[To be done]
Copy out every record below with complete accuracy.

----- Provided records -----

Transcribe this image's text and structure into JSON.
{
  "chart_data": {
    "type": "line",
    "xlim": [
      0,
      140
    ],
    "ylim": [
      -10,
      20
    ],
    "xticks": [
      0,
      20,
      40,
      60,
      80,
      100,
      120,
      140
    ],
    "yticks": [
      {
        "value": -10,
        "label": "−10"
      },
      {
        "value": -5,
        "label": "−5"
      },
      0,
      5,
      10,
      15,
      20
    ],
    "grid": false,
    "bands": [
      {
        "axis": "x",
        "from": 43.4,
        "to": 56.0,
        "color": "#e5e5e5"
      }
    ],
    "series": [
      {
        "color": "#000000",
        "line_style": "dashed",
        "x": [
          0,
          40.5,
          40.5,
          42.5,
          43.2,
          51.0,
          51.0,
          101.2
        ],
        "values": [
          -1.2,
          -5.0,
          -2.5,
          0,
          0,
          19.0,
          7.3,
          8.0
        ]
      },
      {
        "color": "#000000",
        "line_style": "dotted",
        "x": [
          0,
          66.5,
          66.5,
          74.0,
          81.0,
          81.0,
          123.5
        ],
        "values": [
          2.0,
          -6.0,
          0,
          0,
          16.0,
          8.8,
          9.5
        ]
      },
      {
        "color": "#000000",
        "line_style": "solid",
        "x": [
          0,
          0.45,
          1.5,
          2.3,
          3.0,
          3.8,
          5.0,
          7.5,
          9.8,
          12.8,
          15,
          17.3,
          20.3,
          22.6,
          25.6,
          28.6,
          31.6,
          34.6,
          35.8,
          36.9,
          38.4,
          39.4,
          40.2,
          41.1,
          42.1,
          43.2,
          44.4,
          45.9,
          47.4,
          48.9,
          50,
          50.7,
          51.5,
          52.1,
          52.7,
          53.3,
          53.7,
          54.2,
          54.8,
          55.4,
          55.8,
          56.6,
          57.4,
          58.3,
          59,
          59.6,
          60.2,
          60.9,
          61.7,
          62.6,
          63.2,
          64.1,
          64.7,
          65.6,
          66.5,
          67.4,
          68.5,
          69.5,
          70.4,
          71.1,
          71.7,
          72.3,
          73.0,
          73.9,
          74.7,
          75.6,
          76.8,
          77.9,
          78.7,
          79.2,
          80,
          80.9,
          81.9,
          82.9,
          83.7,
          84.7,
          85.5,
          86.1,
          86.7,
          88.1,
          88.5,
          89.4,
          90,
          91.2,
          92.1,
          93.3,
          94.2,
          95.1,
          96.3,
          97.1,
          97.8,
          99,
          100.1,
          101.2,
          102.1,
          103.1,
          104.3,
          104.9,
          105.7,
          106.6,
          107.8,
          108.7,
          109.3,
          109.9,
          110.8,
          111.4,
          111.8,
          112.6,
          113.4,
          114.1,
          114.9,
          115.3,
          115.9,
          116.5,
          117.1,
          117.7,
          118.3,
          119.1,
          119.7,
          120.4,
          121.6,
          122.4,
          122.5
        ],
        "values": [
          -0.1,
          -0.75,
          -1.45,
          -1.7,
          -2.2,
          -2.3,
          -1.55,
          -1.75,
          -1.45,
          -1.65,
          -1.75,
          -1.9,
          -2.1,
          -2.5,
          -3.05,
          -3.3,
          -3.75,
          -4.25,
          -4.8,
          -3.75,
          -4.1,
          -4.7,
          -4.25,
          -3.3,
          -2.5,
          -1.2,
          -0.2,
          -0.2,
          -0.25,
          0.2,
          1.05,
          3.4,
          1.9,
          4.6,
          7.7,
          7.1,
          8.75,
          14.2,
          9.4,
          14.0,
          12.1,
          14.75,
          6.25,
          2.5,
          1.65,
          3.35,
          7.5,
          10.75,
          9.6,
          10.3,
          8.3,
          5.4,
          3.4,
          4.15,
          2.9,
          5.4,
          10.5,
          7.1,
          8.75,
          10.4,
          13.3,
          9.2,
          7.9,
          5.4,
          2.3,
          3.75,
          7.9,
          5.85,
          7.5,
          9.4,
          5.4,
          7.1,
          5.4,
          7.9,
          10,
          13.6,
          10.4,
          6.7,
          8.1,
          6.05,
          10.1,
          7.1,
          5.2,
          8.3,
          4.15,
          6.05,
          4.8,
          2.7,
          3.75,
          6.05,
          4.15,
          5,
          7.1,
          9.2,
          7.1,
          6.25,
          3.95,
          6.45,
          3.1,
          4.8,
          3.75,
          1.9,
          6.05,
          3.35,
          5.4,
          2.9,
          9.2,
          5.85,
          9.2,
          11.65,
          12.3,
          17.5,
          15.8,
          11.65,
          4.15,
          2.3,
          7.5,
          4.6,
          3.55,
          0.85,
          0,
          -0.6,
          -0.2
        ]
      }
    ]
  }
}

-----

[Reply to the task]
Transcribe this image's text and structure into JSON.
{
  "chart_data": {
    "type": "line",
    "xlim": [
      0,
      140
    ],
    "ylim": [
      -10,
      20
    ],
    "xticks": [
      0,
      20,
      40,
      60,
      80,
      100,
      120,
      140
    ],
    "yticks": [
      {
        "value": -10,
        "label": "−10"
      },
      {
        "value": -5,
        "label": "−5"
      },
      0,
      5,
      10,
      15,
      20
    ],
    "grid": false,
    "bands": [
      {
        "axis": "x",
        "from": 43.4,
        "to": 56.0,
        "color": "#e5e5e5"
      }
    ],
    "series": [
      {
        "color": "#000000",
        "line_style": "dashed",
        "x": [
          0,
          40.5,
          40.5,
          42.5,
          43.2,
          51.0,
          51.0,
          101.2
        ],
        "values": [
          -1.2,
          -5.0,
          -2.5,
          0,
          0,
          19.0,
          7.3,
          8.0
        ]
      },
      {
        "color": "#000000",
        "line_style": "dotted",
        "x": [
          0,
          66.5,
          66.5,
          74.0,
          81.0,
          81.0,
          123.5
        ],
        "values": [
          2.0,
          -6.0,
          0,
          0,
          16.0,
          8.8,
          9.5
        ]
      },
      {
        "color": "#000000",
        "line_style": "solid",
        "x": [
          0,
          0.45,
          1.5,
          2.3,
          3.0,
          3.8,
          5.0,
          7.5,
          9.8,
          12.8,
          15,
          17.3,
          20.3,
          22.6,
          25.6,
          28.6,
          31.6,
          34.6,
          35.8,
          36.9,
          38.4,
          39.4,
          40.2,
          41.1,
          42.1,
          43.2,
          44.4,
          45.9,
          47.4,
          48.9,
          50,
          50.7,
          51.5,
          52.1,
          52.7,
          53.3,
          53.7,
          54.2,
          54.8,
          55.4,
          55.8,
          56.6,
          57.4,
          58.3,
          59,
          59.6,
          60.2,
          60.9,
          61.7,
          62.6,
          63.2,
          64.1,
          64.7,
          65.6,
          66.5,
          67.4,
          68.5,
          69.5,
          70.4,
          71.1,
          71.7,
          72.3,
          73.0,
          73.9,
          74.7,
          75.6,
          76.8,
          77.9,
          78.7,
          79.2,
          80,
          80.9,
          81.9,
          82.9,
          83.7,
          84.7,
          85.5,
          86.1,
          86.7,
          88.1,
          88.5,
          89.4,
          90,
          91.2,
          92.1,
          93.3,
          94.2,
          95.1,
          96.3,
          97.1,
          97.8,
          99,
          100.1,
          101.2,
          102.1,
          103.1,
          104.3,
          104.9,
          105.7,
          106.6,
          107.8,
          108.7,
          109.3,
          109.9,
          110.8,
          111.4,
          111.8,
          112.6,
          113.4,
          114.1,
          114.9,
          115.3,
          115.9,
          116.5,
          117.1,
          117.7,
          118.3,
          119.1,
          119.7,
          120.4,
          121.6,
          122.4,
          122.5
        ],
        "values": [
          -0.1,
          -0.75,
          -1.45,
          -1.7,
          -2.2,
          -2.3,
          -1.55,
          -1.75,
          -1.45,
          -1.65,
          -1.75,
          -1.9,
          -2.1,
          -2.5,
          -3.05,
          -3.3,
          -3.75,
          -4.25,
          -4.8,
          -3.75,
          -4.1,
          -4.7,
          -4.25,
          -3.3,
          -2.5,
          -1.2,
          -0.2,
          -0.2,
          -0.25,
          0.2,
          1.05,
          3.4,
          1.9,
          4.6,
          7.7,
          7.1,
          8.75,
          14.2,
          9.4,
          14.0,
          12.1,
          14.75,
          6.25,
          2.5,
          1.65,
          3.35,
          7.5,
          10.75,
          9.6,
          10.3,
          8.3,
          5.4,
          3.4,
          4.15,
          2.9,
          5.4,
          10.5,
          7.1,
          8.75,
          10.4,
          13.3,
          9.2,
          7.9,
          5.4,
          2.3,
          3.75,
          7.9,
          5.85,
          7.5,
          9.4,
          5.4,
          7.1,
          5.4,
          7.9,
          10,
          13.6,
          10.4,
          6.7,
          8.1,
          6.05,
          10.1,
          7.1,
          5.2,
          8.3,
          4.15,
          6.05,
          4.8,
          2.7,
          3.75,
          6.05,
          4.15,
          5,
          7.1,
          9.2,
          7.1,
          6.25,
          3.95,
          6.45,
          3.1,
          4.8,
          3.75,
          1.9,
          6.05,
          3.35,
          5.4,
          2.9,
          9.2,
          5.85,
          9.2,
          11.65,
          12.3,
          17.5,
          15.8,
          11.65,
          4.15,
          2.3,
          7.5,
          4.6,
          3.55,
          0.85,
          0,
          -0.6,
          -0.2
        ]
      }
    ]
  }
}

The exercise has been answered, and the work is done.